▸ **WHAT TO WORK ON**: Work out how many lines include "بالغش" and answer with that number only.

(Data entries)
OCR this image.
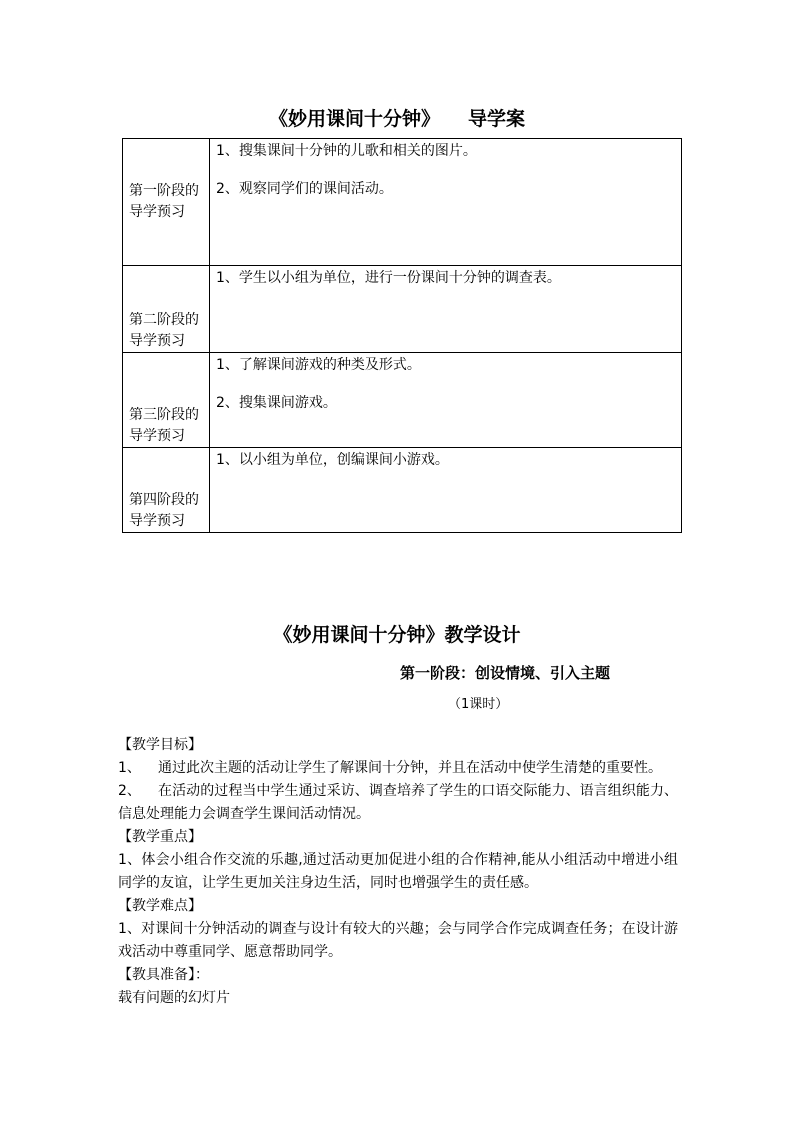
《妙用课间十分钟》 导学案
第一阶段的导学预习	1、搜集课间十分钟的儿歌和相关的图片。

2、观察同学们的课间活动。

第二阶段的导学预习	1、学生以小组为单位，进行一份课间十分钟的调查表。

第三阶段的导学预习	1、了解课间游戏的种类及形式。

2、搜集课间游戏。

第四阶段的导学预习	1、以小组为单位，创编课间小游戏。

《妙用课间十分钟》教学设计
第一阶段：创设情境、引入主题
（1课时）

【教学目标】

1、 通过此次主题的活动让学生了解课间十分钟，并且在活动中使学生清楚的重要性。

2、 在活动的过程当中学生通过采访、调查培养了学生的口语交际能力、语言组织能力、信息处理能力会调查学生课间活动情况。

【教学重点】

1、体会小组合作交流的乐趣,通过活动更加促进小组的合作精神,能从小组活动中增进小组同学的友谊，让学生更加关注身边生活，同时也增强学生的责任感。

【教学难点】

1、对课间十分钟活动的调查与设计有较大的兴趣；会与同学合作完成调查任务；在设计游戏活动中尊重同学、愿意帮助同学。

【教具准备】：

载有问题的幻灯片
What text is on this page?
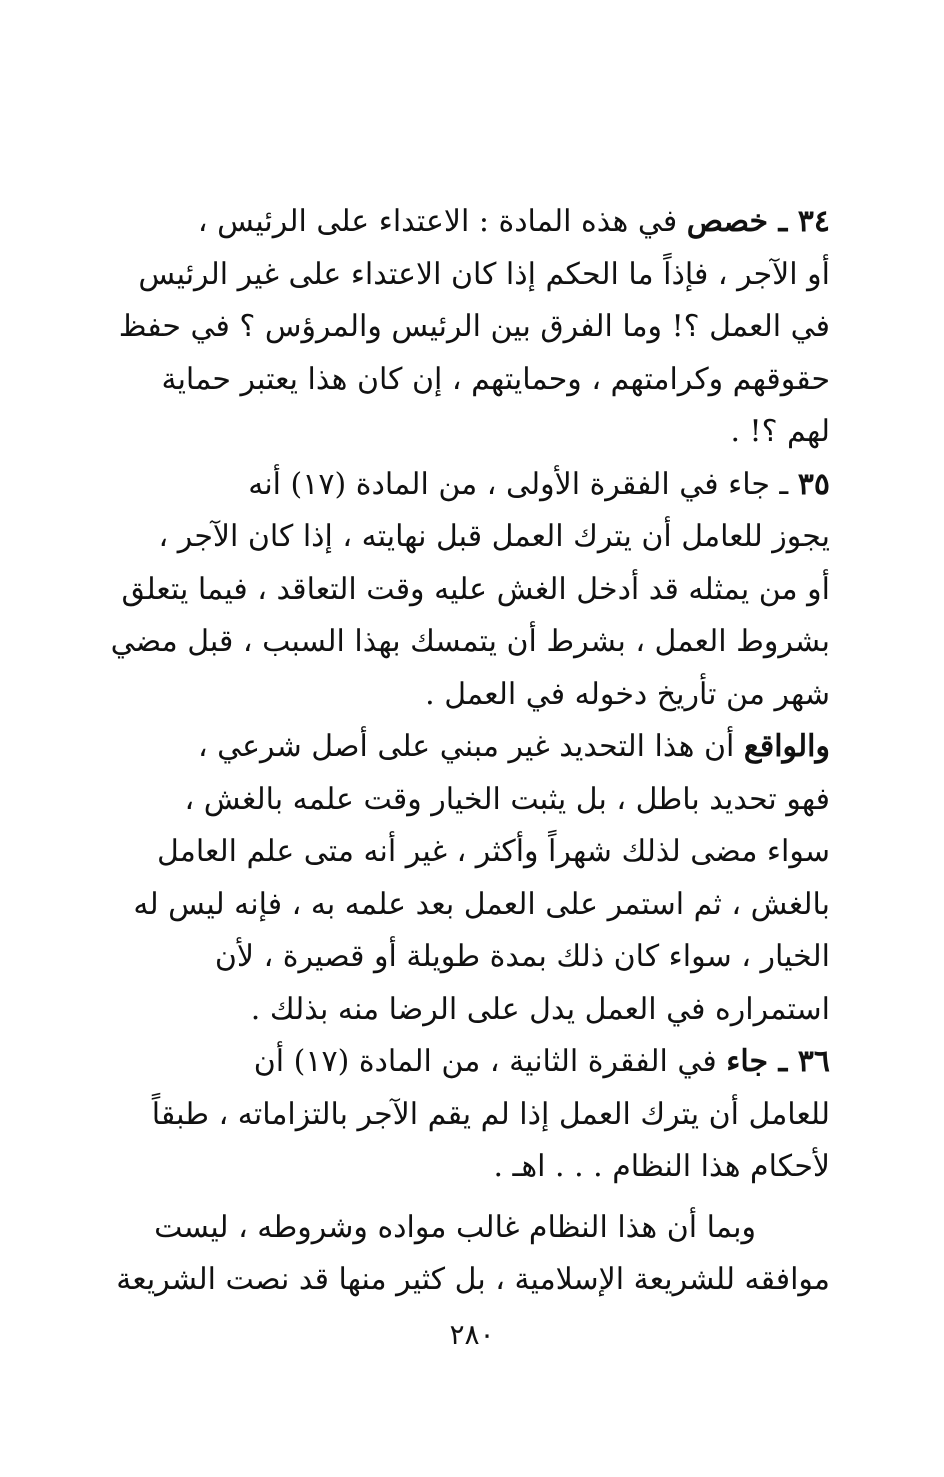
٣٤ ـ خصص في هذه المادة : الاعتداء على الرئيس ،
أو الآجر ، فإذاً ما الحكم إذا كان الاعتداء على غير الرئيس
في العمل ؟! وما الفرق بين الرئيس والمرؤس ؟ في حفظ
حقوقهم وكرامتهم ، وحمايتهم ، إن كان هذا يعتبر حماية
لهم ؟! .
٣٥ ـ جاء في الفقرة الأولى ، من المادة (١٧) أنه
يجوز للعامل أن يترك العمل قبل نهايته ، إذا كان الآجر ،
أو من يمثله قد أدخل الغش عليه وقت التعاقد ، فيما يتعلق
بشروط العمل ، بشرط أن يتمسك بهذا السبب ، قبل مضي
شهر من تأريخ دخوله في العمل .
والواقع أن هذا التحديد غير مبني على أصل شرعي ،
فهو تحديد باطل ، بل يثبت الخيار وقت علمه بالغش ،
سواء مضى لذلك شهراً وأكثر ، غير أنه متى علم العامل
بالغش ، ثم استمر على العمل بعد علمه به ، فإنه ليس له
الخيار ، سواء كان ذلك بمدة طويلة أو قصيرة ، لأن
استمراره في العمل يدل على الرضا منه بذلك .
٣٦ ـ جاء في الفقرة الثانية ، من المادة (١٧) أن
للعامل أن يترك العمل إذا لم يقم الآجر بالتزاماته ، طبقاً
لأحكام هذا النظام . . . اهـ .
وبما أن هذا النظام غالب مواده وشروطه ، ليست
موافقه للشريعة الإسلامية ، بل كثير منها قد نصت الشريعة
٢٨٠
---
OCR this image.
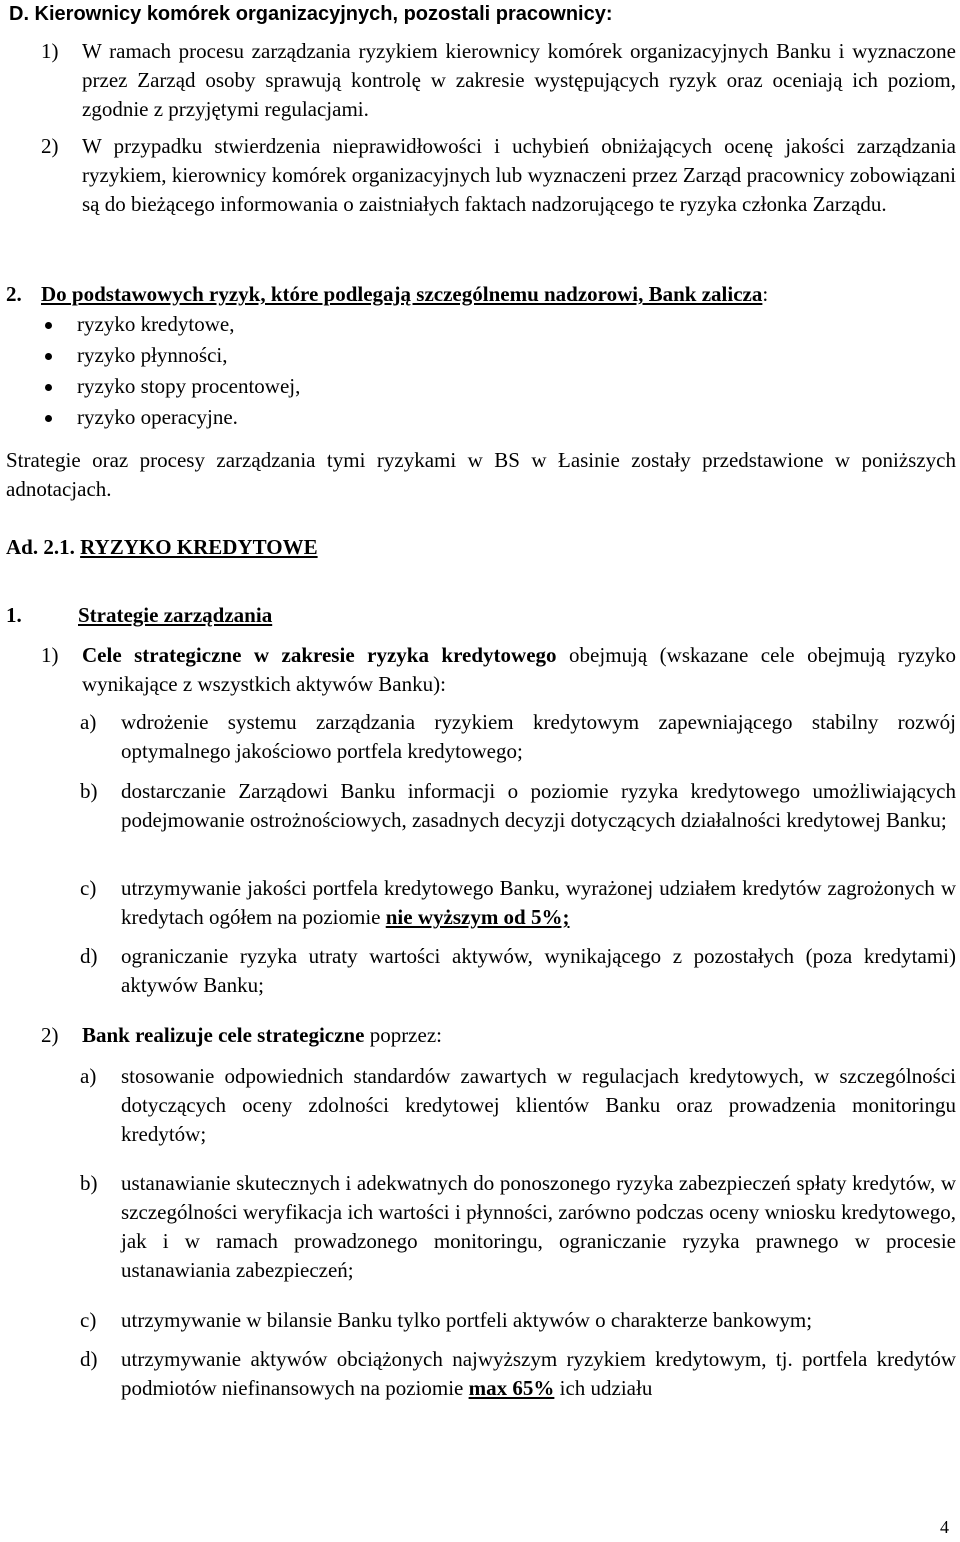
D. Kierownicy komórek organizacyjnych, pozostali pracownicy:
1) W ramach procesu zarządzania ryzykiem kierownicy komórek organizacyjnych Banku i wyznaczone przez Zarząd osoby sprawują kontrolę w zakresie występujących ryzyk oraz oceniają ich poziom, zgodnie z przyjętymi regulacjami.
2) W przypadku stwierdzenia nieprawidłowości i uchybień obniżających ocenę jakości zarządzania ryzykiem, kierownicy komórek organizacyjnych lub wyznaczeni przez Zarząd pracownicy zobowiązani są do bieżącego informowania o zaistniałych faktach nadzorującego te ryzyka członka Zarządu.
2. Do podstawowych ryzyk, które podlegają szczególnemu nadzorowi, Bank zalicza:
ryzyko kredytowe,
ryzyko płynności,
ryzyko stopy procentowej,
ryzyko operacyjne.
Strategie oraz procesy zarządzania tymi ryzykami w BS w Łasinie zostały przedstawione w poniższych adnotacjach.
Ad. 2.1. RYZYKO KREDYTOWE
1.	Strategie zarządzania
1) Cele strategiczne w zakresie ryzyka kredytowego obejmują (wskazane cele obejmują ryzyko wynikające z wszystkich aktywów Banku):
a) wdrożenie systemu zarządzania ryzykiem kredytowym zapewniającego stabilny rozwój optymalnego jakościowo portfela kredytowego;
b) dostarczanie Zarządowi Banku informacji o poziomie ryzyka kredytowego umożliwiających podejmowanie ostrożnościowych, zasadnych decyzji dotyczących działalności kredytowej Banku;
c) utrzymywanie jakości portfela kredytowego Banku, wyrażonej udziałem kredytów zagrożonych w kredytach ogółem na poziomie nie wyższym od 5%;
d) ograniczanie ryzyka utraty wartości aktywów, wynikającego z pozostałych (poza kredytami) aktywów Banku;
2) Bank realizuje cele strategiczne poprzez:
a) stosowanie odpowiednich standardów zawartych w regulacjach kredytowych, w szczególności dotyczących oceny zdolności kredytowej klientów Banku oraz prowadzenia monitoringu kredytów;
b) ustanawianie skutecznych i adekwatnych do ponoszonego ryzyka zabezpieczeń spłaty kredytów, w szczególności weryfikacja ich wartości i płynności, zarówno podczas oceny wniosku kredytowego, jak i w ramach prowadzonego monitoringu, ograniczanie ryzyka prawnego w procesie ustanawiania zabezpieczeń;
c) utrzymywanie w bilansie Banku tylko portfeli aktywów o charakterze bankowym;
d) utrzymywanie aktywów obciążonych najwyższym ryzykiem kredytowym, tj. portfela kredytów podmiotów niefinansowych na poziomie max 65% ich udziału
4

▸ **COMPLETE RESPONSE**: 2